> _OBJECTIVE_
Report the count of lines where the string "obras" appears, and nothing else.

> _Stored records_
• • • • •
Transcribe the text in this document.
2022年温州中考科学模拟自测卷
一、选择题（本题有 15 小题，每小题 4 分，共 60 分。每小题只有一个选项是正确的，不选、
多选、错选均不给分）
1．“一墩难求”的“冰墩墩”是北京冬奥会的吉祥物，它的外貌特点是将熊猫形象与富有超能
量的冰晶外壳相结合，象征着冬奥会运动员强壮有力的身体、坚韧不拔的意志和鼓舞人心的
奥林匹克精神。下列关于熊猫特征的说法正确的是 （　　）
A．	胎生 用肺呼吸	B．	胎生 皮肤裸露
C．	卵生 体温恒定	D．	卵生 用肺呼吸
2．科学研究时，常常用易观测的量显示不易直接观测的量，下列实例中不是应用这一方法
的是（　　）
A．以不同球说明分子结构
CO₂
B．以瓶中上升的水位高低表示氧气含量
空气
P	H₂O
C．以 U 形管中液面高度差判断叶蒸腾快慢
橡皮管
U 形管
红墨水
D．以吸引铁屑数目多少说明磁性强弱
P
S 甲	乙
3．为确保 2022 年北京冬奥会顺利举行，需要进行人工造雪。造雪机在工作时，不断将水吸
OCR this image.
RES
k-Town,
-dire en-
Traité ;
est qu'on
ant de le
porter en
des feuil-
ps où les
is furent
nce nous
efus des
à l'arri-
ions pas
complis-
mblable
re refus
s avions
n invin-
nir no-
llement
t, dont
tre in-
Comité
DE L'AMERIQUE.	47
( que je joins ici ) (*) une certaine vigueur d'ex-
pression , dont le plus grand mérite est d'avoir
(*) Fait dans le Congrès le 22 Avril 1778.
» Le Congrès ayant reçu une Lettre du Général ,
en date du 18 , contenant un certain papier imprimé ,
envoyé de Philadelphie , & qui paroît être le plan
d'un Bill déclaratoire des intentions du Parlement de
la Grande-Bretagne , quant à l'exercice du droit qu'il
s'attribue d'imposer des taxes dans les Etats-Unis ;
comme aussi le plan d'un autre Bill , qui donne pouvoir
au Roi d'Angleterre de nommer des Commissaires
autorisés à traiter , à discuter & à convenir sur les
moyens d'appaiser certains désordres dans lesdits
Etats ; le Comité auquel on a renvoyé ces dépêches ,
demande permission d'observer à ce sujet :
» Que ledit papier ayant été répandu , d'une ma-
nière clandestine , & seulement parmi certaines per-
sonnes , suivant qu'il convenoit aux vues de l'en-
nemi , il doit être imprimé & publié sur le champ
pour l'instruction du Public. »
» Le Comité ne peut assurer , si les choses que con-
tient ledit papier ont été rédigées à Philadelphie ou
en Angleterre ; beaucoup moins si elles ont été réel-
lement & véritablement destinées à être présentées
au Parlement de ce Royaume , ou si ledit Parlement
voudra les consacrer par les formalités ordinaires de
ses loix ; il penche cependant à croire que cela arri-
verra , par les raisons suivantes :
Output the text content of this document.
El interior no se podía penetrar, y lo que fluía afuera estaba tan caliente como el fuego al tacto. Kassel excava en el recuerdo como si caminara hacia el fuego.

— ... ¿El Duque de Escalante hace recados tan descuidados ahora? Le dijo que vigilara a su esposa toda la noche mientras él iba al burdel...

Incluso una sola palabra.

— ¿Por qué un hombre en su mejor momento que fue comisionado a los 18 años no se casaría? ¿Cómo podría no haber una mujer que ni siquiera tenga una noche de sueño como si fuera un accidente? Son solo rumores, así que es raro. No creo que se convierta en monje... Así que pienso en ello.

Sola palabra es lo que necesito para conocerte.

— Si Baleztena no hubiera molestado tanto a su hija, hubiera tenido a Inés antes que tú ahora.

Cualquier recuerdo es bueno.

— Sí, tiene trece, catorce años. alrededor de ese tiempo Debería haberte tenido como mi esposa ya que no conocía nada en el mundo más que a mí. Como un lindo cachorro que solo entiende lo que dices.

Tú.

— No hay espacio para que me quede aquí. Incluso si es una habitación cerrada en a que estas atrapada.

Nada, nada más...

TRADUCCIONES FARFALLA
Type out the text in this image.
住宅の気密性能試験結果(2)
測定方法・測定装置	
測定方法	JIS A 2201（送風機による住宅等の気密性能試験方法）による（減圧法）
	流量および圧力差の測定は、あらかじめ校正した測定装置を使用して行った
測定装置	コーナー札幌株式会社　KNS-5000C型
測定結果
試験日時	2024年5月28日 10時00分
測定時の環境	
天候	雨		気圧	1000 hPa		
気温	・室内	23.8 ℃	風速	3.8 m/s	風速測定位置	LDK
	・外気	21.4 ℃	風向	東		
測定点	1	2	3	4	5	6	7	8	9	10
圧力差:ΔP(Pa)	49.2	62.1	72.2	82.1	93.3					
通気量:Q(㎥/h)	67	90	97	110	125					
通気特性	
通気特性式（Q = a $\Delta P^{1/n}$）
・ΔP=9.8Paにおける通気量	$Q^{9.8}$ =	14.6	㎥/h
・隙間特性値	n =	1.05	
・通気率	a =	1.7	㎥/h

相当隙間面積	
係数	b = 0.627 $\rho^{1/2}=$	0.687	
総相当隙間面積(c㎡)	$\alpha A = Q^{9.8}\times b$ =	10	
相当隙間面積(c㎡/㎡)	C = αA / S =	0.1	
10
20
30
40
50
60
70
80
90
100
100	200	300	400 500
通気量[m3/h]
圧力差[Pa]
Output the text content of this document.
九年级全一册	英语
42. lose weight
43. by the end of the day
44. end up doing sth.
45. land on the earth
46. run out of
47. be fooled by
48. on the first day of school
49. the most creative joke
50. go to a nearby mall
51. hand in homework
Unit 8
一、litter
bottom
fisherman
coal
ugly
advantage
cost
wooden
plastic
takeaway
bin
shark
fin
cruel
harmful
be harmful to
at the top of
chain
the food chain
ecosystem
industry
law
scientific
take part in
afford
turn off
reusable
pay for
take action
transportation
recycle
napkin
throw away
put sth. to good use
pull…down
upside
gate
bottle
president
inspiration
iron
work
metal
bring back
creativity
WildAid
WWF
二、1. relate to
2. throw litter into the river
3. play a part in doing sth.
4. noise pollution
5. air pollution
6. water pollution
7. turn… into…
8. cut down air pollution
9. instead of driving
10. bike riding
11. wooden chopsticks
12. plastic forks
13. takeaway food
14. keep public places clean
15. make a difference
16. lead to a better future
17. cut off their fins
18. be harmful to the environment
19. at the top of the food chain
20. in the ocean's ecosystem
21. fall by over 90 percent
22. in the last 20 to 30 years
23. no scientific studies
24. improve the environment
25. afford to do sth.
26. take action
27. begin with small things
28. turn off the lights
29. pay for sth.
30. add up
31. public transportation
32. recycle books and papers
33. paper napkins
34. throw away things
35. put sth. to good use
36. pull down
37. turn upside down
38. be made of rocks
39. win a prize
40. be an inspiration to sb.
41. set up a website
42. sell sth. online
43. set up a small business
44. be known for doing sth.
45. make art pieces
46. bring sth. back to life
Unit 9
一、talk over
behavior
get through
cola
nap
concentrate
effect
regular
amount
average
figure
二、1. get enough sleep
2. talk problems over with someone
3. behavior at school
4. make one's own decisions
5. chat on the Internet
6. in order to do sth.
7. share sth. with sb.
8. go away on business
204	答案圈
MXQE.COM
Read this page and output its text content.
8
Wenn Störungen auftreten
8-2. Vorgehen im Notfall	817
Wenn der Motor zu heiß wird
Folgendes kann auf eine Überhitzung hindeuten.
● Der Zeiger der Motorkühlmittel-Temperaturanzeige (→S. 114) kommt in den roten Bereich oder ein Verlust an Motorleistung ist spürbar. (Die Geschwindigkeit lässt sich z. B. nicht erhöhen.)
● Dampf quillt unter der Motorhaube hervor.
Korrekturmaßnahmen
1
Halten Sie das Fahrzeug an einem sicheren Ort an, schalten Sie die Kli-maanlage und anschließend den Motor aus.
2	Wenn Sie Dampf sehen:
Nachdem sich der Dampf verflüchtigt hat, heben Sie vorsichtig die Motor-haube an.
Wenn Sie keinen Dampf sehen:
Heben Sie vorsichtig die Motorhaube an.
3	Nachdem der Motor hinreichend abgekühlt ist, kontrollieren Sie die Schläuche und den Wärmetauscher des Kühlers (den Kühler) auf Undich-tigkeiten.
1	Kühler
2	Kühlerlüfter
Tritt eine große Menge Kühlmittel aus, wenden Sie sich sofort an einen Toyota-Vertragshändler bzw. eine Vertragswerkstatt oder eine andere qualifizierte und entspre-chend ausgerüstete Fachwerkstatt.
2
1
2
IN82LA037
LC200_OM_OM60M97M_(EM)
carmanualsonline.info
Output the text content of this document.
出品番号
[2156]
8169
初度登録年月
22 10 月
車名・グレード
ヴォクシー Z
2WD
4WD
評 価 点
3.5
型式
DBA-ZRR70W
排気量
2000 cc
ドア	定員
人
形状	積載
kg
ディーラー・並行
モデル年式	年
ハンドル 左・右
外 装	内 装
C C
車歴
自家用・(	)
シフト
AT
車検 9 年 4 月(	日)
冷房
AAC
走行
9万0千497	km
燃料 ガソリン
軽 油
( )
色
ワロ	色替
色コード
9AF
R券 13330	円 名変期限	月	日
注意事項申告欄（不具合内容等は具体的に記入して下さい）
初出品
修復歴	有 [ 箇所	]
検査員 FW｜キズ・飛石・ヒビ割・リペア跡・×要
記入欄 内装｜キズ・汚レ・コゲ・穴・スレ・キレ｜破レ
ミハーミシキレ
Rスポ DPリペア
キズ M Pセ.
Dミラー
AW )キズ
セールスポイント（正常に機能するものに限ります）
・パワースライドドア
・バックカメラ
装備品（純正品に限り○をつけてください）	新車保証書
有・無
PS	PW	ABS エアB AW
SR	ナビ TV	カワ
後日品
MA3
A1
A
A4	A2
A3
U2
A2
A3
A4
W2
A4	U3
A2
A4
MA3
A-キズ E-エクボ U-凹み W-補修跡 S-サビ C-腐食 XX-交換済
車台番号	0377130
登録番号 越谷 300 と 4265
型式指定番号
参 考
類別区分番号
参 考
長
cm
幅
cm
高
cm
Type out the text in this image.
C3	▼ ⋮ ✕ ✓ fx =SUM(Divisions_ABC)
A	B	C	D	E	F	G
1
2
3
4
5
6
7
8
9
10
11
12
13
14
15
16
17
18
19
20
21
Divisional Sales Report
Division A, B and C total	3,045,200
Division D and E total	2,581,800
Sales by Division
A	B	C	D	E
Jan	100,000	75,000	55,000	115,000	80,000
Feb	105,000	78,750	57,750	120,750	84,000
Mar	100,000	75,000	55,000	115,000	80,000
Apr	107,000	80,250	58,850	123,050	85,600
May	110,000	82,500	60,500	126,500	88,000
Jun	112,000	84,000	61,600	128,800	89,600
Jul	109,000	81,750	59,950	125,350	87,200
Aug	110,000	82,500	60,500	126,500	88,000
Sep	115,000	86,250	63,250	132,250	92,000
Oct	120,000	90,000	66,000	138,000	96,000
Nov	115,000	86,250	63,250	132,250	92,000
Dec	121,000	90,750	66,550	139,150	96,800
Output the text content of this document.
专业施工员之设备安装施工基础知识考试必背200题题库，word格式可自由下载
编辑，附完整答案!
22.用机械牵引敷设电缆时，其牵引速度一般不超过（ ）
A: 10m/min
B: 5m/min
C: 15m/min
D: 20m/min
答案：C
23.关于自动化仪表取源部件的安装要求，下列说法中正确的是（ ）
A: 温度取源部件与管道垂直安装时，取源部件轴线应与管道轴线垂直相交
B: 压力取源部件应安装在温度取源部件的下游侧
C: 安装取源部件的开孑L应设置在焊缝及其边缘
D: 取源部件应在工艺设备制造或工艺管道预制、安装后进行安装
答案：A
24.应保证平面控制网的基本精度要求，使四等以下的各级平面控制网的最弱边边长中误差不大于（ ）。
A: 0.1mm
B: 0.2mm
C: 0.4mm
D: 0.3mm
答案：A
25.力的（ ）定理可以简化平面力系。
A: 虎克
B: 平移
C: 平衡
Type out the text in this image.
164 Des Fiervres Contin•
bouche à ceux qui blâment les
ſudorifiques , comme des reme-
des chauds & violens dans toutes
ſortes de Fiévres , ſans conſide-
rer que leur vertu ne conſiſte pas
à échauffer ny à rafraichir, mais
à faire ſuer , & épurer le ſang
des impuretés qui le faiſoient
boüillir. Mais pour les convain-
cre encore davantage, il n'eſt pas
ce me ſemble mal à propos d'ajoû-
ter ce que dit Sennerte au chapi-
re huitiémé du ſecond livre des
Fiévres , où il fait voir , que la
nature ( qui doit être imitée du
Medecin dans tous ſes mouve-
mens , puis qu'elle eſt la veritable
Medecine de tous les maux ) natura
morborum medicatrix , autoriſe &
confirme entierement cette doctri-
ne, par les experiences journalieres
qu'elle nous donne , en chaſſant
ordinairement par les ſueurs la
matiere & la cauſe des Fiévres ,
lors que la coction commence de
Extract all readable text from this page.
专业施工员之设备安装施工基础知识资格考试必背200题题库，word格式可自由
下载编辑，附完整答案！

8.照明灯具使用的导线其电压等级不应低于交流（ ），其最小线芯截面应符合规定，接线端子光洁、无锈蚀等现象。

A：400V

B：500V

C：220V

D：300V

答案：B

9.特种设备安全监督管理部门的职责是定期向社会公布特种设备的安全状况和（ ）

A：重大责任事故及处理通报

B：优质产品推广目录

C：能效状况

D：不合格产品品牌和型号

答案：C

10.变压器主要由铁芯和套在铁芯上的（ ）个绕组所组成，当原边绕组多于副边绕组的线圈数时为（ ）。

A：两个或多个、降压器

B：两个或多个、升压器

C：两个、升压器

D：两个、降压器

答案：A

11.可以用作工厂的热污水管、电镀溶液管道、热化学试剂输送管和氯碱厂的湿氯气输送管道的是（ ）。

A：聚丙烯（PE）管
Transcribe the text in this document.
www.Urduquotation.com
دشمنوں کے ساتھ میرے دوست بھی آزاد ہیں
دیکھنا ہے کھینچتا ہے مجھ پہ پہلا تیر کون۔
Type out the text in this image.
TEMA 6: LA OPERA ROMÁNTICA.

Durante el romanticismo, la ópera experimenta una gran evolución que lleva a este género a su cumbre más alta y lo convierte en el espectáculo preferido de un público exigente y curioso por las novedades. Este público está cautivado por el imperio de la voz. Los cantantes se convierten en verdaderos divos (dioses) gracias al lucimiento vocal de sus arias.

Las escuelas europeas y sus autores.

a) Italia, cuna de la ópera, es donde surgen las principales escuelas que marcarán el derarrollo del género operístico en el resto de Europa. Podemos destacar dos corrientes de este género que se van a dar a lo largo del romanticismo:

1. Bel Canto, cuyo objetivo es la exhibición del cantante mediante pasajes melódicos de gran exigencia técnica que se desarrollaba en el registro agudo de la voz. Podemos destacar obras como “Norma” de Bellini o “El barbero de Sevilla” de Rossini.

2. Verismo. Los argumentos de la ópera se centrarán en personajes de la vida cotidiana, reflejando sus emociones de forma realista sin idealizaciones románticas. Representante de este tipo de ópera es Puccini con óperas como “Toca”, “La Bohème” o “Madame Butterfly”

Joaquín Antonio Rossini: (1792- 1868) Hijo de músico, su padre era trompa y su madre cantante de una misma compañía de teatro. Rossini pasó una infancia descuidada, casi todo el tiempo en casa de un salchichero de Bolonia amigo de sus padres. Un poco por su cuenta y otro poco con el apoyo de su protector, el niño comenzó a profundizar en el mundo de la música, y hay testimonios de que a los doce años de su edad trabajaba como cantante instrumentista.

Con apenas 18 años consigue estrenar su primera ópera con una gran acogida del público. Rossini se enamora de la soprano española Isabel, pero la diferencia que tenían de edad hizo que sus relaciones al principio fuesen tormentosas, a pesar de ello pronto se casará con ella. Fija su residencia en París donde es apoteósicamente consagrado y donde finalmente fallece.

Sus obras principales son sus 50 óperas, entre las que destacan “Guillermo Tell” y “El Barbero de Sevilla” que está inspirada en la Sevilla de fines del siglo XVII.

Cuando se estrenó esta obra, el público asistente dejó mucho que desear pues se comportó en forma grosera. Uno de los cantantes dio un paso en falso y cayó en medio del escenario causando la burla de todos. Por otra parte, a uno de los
• • • • •
> _TASK SOLUTION_
2